→ EXERCISE INSTRUCTIONS: Each line containing the word "Zone" should be found and copied.

— Start INFORMATION SUPPLIED —

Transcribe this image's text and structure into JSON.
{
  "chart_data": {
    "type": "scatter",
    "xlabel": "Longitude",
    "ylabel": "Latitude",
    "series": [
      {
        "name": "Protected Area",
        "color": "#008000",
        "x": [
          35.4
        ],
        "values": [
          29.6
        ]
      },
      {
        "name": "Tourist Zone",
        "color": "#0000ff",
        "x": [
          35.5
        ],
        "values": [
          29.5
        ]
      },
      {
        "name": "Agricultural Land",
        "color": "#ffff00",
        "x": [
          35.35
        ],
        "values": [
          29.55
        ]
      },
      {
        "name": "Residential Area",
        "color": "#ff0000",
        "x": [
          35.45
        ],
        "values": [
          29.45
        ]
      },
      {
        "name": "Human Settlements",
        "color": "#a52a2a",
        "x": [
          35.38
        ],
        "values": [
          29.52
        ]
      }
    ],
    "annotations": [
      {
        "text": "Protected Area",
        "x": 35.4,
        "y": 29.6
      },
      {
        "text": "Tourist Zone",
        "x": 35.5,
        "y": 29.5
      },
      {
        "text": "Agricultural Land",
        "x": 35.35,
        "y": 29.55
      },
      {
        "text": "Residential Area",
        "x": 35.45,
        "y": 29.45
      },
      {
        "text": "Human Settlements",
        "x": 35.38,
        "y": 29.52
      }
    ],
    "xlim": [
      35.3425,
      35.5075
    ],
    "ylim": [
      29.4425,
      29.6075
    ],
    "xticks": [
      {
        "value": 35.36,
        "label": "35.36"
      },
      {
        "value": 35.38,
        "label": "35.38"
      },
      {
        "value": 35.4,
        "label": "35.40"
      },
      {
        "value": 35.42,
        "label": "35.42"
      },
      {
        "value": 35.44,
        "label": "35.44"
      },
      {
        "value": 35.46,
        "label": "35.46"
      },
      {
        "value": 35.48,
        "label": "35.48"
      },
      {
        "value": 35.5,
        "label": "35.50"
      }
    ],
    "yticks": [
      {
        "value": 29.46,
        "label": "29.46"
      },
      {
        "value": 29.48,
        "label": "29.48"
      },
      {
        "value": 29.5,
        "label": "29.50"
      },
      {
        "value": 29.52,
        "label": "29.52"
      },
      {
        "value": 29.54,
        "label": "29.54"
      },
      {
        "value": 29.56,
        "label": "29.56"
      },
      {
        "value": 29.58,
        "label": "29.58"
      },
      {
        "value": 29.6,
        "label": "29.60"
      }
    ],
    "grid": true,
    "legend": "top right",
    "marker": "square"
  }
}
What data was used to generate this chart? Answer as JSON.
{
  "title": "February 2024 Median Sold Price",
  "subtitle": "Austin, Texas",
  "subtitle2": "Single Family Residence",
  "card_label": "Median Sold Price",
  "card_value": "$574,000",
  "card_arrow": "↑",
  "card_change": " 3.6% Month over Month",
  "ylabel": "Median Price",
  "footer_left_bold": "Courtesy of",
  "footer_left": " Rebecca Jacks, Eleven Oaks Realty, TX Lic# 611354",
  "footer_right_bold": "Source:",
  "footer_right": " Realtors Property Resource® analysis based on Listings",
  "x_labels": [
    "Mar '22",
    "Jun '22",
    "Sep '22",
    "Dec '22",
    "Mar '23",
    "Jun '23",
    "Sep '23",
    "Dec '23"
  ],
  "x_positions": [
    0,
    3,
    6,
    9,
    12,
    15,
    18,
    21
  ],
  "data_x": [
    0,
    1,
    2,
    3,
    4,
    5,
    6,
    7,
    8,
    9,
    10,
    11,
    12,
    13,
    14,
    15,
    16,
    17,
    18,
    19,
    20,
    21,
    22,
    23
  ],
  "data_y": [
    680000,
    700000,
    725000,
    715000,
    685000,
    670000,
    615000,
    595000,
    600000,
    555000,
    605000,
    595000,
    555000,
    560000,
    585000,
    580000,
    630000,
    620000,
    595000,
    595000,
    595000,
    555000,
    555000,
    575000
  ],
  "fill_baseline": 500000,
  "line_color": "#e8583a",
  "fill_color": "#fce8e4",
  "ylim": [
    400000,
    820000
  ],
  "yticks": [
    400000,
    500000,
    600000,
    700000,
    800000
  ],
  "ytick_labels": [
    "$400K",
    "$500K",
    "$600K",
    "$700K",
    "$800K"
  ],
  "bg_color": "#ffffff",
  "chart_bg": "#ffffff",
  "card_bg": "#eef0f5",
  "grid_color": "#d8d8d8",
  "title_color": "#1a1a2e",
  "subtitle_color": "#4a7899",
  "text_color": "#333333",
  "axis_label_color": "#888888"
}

— End INFORMATION SUPPLIED —

→ EXERCISE RESPONSE:
        "name": "Tourist Zone",
        "text": "Tourist Zone",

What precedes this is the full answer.